• **TASK BRIEF**: The entries below should be quoted exactly, with no pictures carried over.

** start of DATA FOR THE TASK **

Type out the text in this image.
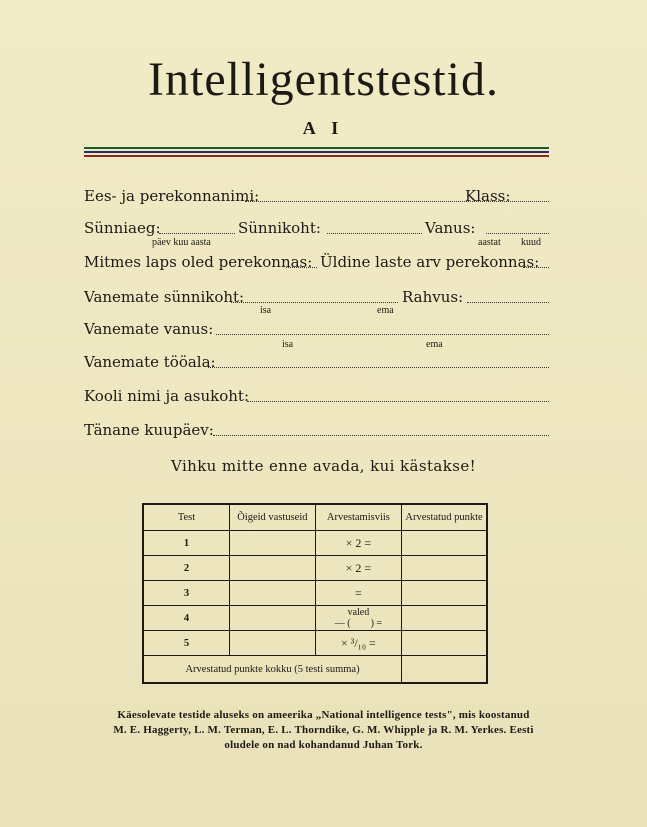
Intelligentstestid.
A I
Ees- ja perekonnanimi:	Klass:
Sünniaeg:	Sünnikoht:	Vanus:
päev kuu aasta	aastat kuud
Mitmes laps oled perekonnas: Üldine laste arv perekonnas:
Vanemate sünnikoht:	Rahvus:
isa	ema
Vanemate vanus:
isa	ema
Vanemate tööala:
Kooli nimi ja asukoht:
Tänane kuupäev:
Vihku mitte enne avada, kui kästakse!
Test	Õigeid vastuseid	Arvestamisviis	Arvestatud punkte
1		× 2 =	
2		× 2 =	
3		=	
4		valed
— (        ) =	

5		× ³/₁₀ =	
Arvestatud punkte kokku (5 testi summa)			
Käesolevate testide aluseks on ameerika „National intelligence tests", mis koostanud
M. E. Haggerty, L. M. Terman, E. L. Thorndike, G. M. Whipple ja R. M. Yerkes. Eesti
oludele on nad kohandanud Juhan Tork.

** end of DATA FOR THE TASK **

• **ANSWER TO THE EXERCISE**:
Type out the text in this image.
Intelligentstestid.
A I
Ees- ja perekonnanimi:	Klass:
Sünniaeg:	Sünnikoht:	Vanus:
päev kuu aasta	aastat kuud
Mitmes laps oled perekonnas: Üldine laste arv perekonnas:
Vanemate sünnikoht:	Rahvus:
isa	ema
Vanemate vanus:
isa	ema
Vanemate tööala:
Kooli nimi ja asukoht:
Tänane kuupäev:
Vihku mitte enne avada, kui kästakse!
Test	Õigeid vastuseid	Arvestamisviis	Arvestatud punkte
1		× 2 =	
2		× 2 =	
3		=	
4		valed
— (        ) =	

5		× ³/₁₀ =	
Arvestatud punkte kokku (5 testi summa)			
Käesolevate testide aluseks on ameerika „National intelligence tests", mis koostanud
M. E. Haggerty, L. M. Terman, E. L. Thorndike, G. M. Whipple ja R. M. Yerkes. Eesti
oludele on nad kohandanud Juhan Tork.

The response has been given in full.